* [What this task involves]
Give the number of lines in the listing below that include the word "init", with nothing more.

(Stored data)
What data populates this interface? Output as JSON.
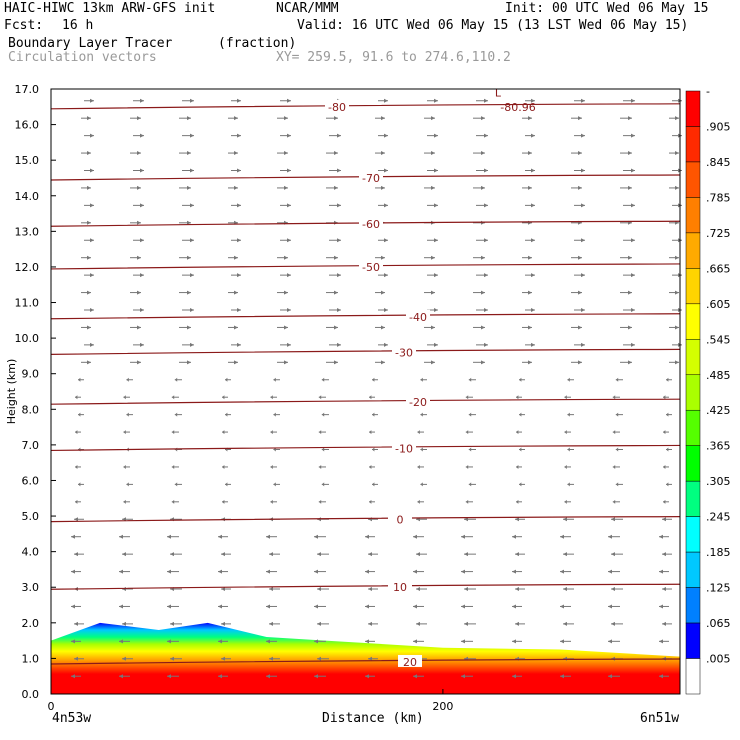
{
  "header": {
    "model": "HAIC-HIWC 13km ARW-GFS init",
    "org": "NCAR/MMM",
    "init": "Init: 00 UTC Wed 06 May 15",
    "fcst_label": "Fcst:",
    "fcst_value": "16 h",
    "valid": "Valid: 16 UTC Wed 06 May 15 (13 LST Wed 06 May 15)",
    "field": "Boundary Layer Tracer",
    "units": "(fraction)",
    "vectors": "Circulation vectors",
    "xy": "XY= 259.5, 91.6 to 274.6,110.2"
  },
  "axes": {
    "ylabel": "Height (km)",
    "xlabel": "Distance (km)",
    "x_left_label": "4n53w",
    "x_right_label": "6n51w",
    "yticks": [
      "0.0",
      "1.0",
      "2.0",
      "3.0",
      "4.0",
      "5.0",
      "6.0",
      "7.0",
      "8.0",
      "9.0",
      "10.0",
      "11.0",
      "12.0",
      "13.0",
      "14.0",
      "15.0",
      "16.0",
      "17.0"
    ],
    "xticks": [
      "0",
      "200"
    ]
  },
  "colorbar": {
    "labels": [
      "-",
      ".905",
      ".845",
      ".785",
      ".725",
      ".665",
      ".605",
      ".545",
      ".485",
      ".425",
      ".365",
      ".305",
      ".245",
      ".185",
      ".125",
      ".065",
      ".005"
    ],
    "colors": [
      "#ff0000",
      "#ff2a00",
      "#ff5500",
      "#ff7f00",
      "#ffaa00",
      "#ffd400",
      "#ffff00",
      "#d4ff00",
      "#aaff00",
      "#55ff00",
      "#00ff00",
      "#00ff80",
      "#00ffff",
      "#00c8ff",
      "#0080ff",
      "#0000ff",
      "#ffffff"
    ]
  },
  "chart_data": {
    "type": "cross-section",
    "title": "Boundary Layer Tracer",
    "xlabel": "Distance (km)",
    "ylabel": "Height (km)",
    "xlim": [
      0,
      321
    ],
    "ylim": [
      0,
      17
    ],
    "temperature_contours": [
      {
        "label": "-80",
        "y": 16.5
      },
      {
        "label": "-70",
        "y": 14.5
      },
      {
        "label": "-60",
        "y": 13.2
      },
      {
        "label": "-50",
        "y": 12.0
      },
      {
        "label": "-40",
        "y": 10.6
      },
      {
        "label": "-30",
        "y": 9.6
      },
      {
        "label": "-20",
        "y": 8.2
      },
      {
        "label": "-10",
        "y": 6.9
      },
      {
        "label": "0",
        "y": 4.9
      },
      {
        "label": "10",
        "y": 3.0
      },
      {
        "label": "20",
        "y": 0.9
      }
    ],
    "min_label": "-80.96",
    "low_marker": "L",
    "tracer_top_km": [
      {
        "x": 0,
        "y": 1.5
      },
      {
        "x": 25,
        "y": 2.0
      },
      {
        "x": 55,
        "y": 1.8
      },
      {
        "x": 80,
        "y": 2.0
      },
      {
        "x": 110,
        "y": 1.6
      },
      {
        "x": 140,
        "y": 1.5
      },
      {
        "x": 200,
        "y": 1.3
      },
      {
        "x": 260,
        "y": 1.25
      },
      {
        "x": 321,
        "y": 1.05
      }
    ]
  }
}
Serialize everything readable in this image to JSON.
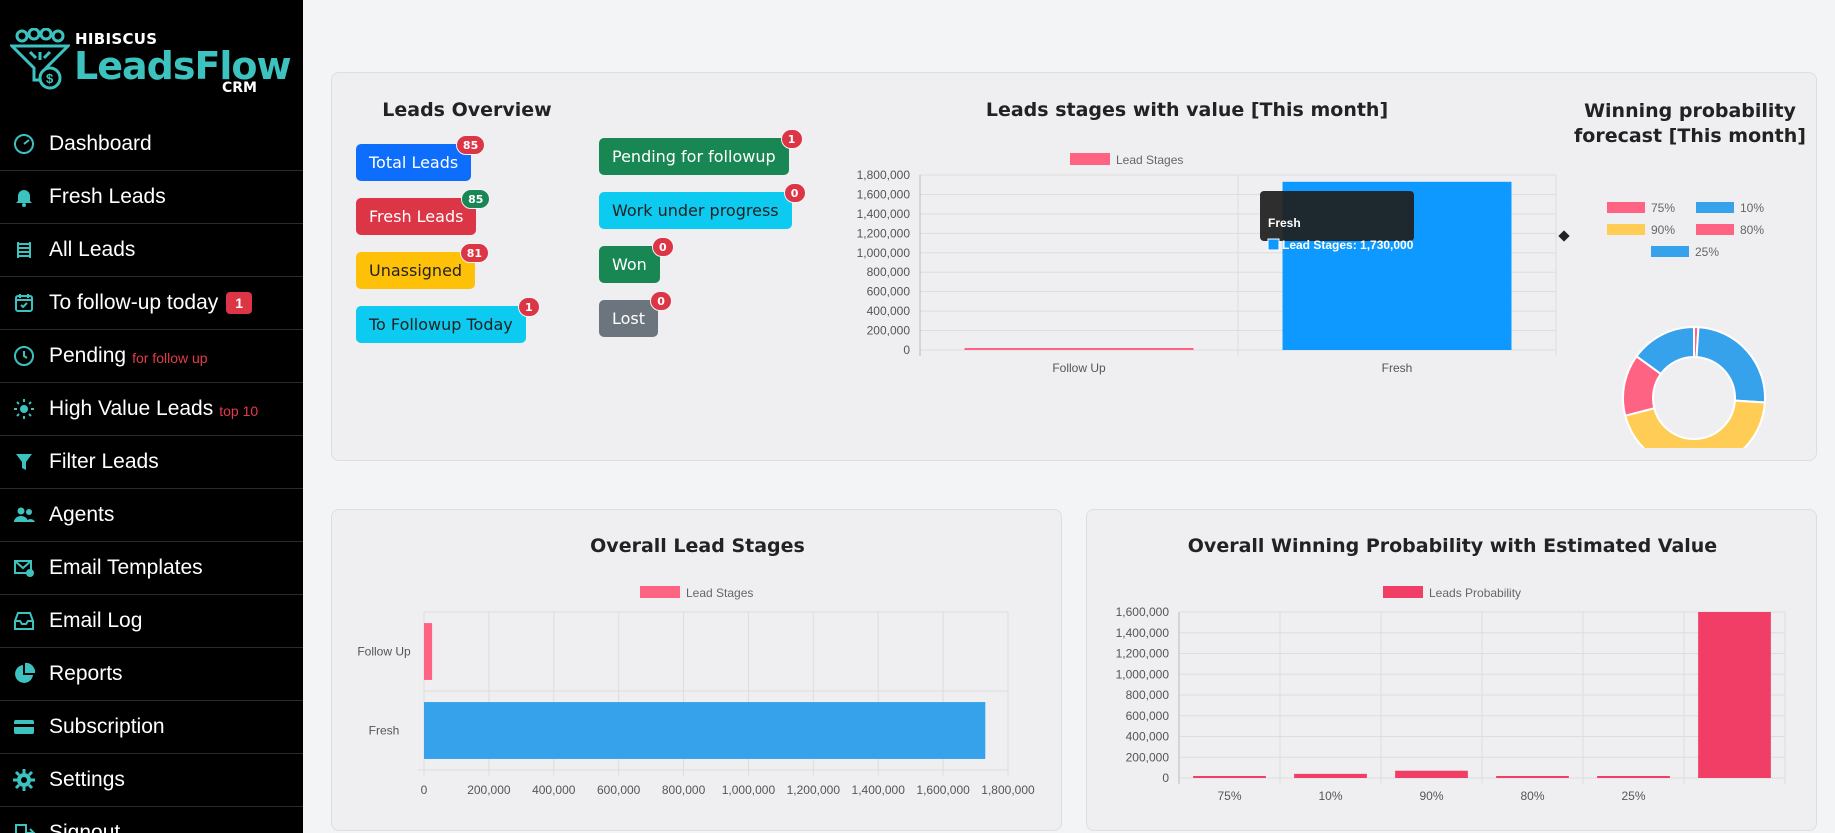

* [Task solution]
2